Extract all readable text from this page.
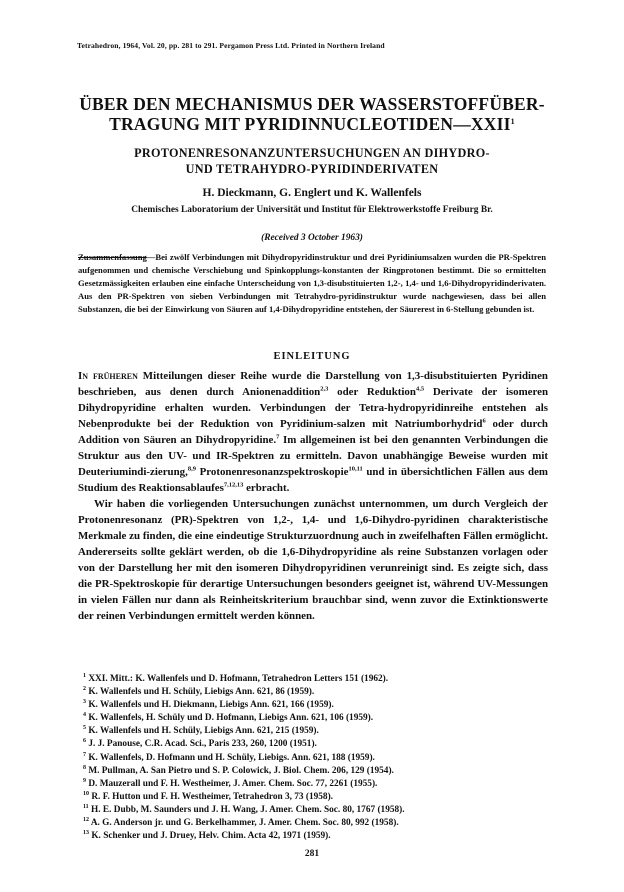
Tetrahedron, 1964, Vol. 20, pp. 281 to 291. Pergamon Press Ltd. Printed in Northern Ireland
ÜBER DEN MECHANISMUS DER WASSERSTOFFÜBER-
TRAGUNG MIT PYRIDINNUCLEOTIDEN—XXII$^1$
PROTONENRESONANZUNTERSUCHUNGEN AN DIHYDRO-
UND TETRAHYDRO-PYRIDINDERIVATEN
H. Dieckmann, G. Englert und K. Wallenfels
Chemisches Laboratorium der Universität und Institut für Elektrowerkstoffe Freiburg Br.
(Received 3 October 1963)
Zusammenfassung—Bei zwölf Verbindungen mit Dihydropyridinstruktur und drei Pyridiniumsalzen wurden die PR-Spektren aufgenommen und chemische Verschiebung und Spinkopplungs-konstanten der Ringprotonen bestimmt. Die so ermittelten Gesetzmässigkeiten erlauben eine einfache Unterscheidung von 1,3-disubstituierten 1,2-, 1,4- und 1,6-Dihydropyridinderivaten. Aus den PR-Spektren von sieben Verbindungen mit Tetrahydro-pyridinstruktur wurde nachgewiesen, dass bei allen Substanzen, die bei der Einwirkung von Säuren auf 1,4-Dihydropyridine entstehen, der Säurerest in 6-Stellung gebunden ist.
EINLEITUNG

In früheren Mitteilungen dieser Reihe wurde die Darstellung von 1,3-disubstituierten Pyridinen beschrieben, aus denen durch Anionenaddition$^{2,3}$ oder Reduktion$^{4,5}$ Derivate der isomeren Dihydropyridine erhalten wurden. Verbindungen der Tetra-hydropyridinreihe entstehen als Nebenprodukte bei der Reduktion von Pyridinium-salzen mit Natriumborhydrid$^6$ oder durch Addition von Säuren an Dihydropyridine.$^7$ Im allgemeinen ist bei den genannten Verbindungen die Struktur aus den UV- und IR-Spektren zu ermitteln. Davon unabhängige Beweise wurden mit Deuteriumindi-zierung,$^{8,9}$ Protonenresonanzspektroskopie$^{10,11}$ und in übersichtlichen Fällen aus dem Studium des Reaktionsablaufes$^{7,12,13}$ erbracht.

Wir haben die vorliegenden Untersuchungen zunächst unternommen, um durch Vergleich der Protonenresonanz (PR)-Spektren von 1,2-, 1,4- und 1,6-Dihydro-pyridinen charakteristische Merkmale zu finden, die eine eindeutige Strukturzuordnung auch in zweifelhaften Fällen ermöglicht. Andererseits sollte geklärt werden, ob die 1,6-Dihydropyridine als reine Substanzen vorlagen oder von der Darstellung her mit den isomeren Dihydropyridinen verunreinigt sind. Es zeigte sich, dass die PR-Spektroskopie für derartige Untersuchungen besonders geeignet ist, während UV-Messungen in vielen Fällen nur dann als Reinheitskriterium brauchbar sind, wenn zuvor die Extinktionswerte der reinen Verbindungen ermittelt werden können.

$^1$ XXI. Mitt.: K. Wallenfels und D. Hofmann, Tetrahedron Letters 151 (1962).
$^2$ K. Wallenfels und H. Schüly, Liebigs Ann. 621, 86 (1959).
$^3$ K. Wallenfels und H. Diekmann, Liebigs Ann. 621, 166 (1959).
$^4$ K. Wallenfels, H. Schüly und D. Hofmann, Liebigs Ann. 621, 106 (1959).
$^5$ K. Wallenfels und H. Schüly, Liebigs Ann. 621, 215 (1959).
$^6$ J. J. Panouse, C.R. Acad. Sci., Paris 233, 260, 1200 (1951).
$^7$ K. Wallenfels, D. Hofmann und H. Schüly, Liebigs. Ann. 621, 188 (1959).
$^8$ M. Pullman, A. San Pietro und S. P. Colowick, J. Biol. Chem. 206, 129 (1954).
$^9$ D. Mauzerall und F. H. Westheimer, J. Amer. Chem. Soc. 77, 2261 (1955).
$^{10}$ R. F. Hutton und F. H. Westheimer, Tetrahedron 3, 73 (1958).
$^{11}$ H. E. Dubb, M. Saunders und J. H. Wang, J. Amer. Chem. Soc. 80, 1767 (1958).
$^{12}$ A. G. Anderson jr. und G. Berkelhammer, J. Amer. Chem. Soc. 80, 992 (1958).
$^{13}$ K. Schenker und J. Druey, Helv. Chim. Acta 42, 1971 (1959).
281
++++++++++
**WHAT YOU ARE ASKED TO DO:**
Give all of the material again, exactly, apart from the pictures.

**FINAL ANSWER:**
Extract all readable text from this page.
Tetrahedron, 1964, Vol. 20, pp. 281 to 291. Pergamon Press Ltd. Printed in Northern Ireland
ÜBER DEN MECHANISMUS DER WASSERSTOFFÜBER-
TRAGUNG MIT PYRIDINNUCLEOTIDEN—XXII$^1$
PROTONENRESONANZUNTERSUCHUNGEN AN DIHYDRO-
UND TETRAHYDRO-PYRIDINDERIVATEN
H. Dieckmann, G. Englert und K. Wallenfels
Chemisches Laboratorium der Universität und Institut für Elektrowerkstoffe Freiburg Br.
(Received 3 October 1963)
Zusammenfassung—Bei zwölf Verbindungen mit Dihydropyridinstruktur und drei Pyridiniumsalzen wurden die PR-Spektren aufgenommen und chemische Verschiebung und Spinkopplungs-konstanten der Ringprotonen bestimmt. Die so ermittelten Gesetzmässigkeiten erlauben eine einfache Unterscheidung von 1,3-disubstituierten 1,2-, 1,4- und 1,6-Dihydropyridinderivaten. Aus den PR-Spektren von sieben Verbindungen mit Tetrahydro-pyridinstruktur wurde nachgewiesen, dass bei allen Substanzen, die bei der Einwirkung von Säuren auf 1,4-Dihydropyridine entstehen, der Säurerest in 6-Stellung gebunden ist.
EINLEITUNG

In früheren Mitteilungen dieser Reihe wurde die Darstellung von 1,3-disubstituierten Pyridinen beschrieben, aus denen durch Anionenaddition$^{2,3}$ oder Reduktion$^{4,5}$ Derivate der isomeren Dihydropyridine erhalten wurden. Verbindungen der Tetra-hydropyridinreihe entstehen als Nebenprodukte bei der Reduktion von Pyridinium-salzen mit Natriumborhydrid$^6$ oder durch Addition von Säuren an Dihydropyridine.$^7$ Im allgemeinen ist bei den genannten Verbindungen die Struktur aus den UV- und IR-Spektren zu ermitteln. Davon unabhängige Beweise wurden mit Deuteriumindi-zierung,$^{8,9}$ Protonenresonanzspektroskopie$^{10,11}$ und in übersichtlichen Fällen aus dem Studium des Reaktionsablaufes$^{7,12,13}$ erbracht.

Wir haben die vorliegenden Untersuchungen zunächst unternommen, um durch Vergleich der Protonenresonanz (PR)-Spektren von 1,2-, 1,4- und 1,6-Dihydro-pyridinen charakteristische Merkmale zu finden, die eine eindeutige Strukturzuordnung auch in zweifelhaften Fällen ermöglicht. Andererseits sollte geklärt werden, ob die 1,6-Dihydropyridine als reine Substanzen vorlagen oder von der Darstellung her mit den isomeren Dihydropyridinen verunreinigt sind. Es zeigte sich, dass die PR-Spektroskopie für derartige Untersuchungen besonders geeignet ist, während UV-Messungen in vielen Fällen nur dann als Reinheitskriterium brauchbar sind, wenn zuvor die Extinktionswerte der reinen Verbindungen ermittelt werden können.

$^1$ XXI. Mitt.: K. Wallenfels und D. Hofmann, Tetrahedron Letters 151 (1962).
$^2$ K. Wallenfels und H. Schüly, Liebigs Ann. 621, 86 (1959).
$^3$ K. Wallenfels und H. Diekmann, Liebigs Ann. 621, 166 (1959).
$^4$ K. Wallenfels, H. Schüly und D. Hofmann, Liebigs Ann. 621, 106 (1959).
$^5$ K. Wallenfels und H. Schüly, Liebigs Ann. 621, 215 (1959).
$^6$ J. J. Panouse, C.R. Acad. Sci., Paris 233, 260, 1200 (1951).
$^7$ K. Wallenfels, D. Hofmann und H. Schüly, Liebigs. Ann. 621, 188 (1959).
$^8$ M. Pullman, A. San Pietro und S. P. Colowick, J. Biol. Chem. 206, 129 (1954).
$^9$ D. Mauzerall und F. H. Westheimer, J. Amer. Chem. Soc. 77, 2261 (1955).
$^{10}$ R. F. Hutton und F. H. Westheimer, Tetrahedron 3, 73 (1958).
$^{11}$ H. E. Dubb, M. Saunders und J. H. Wang, J. Amer. Chem. Soc. 80, 1767 (1958).
$^{12}$ A. G. Anderson jr. und G. Berkelhammer, J. Amer. Chem. Soc. 80, 992 (1958).
$^{13}$ K. Schenker und J. Druey, Helv. Chim. Acta 42, 1971 (1959).
281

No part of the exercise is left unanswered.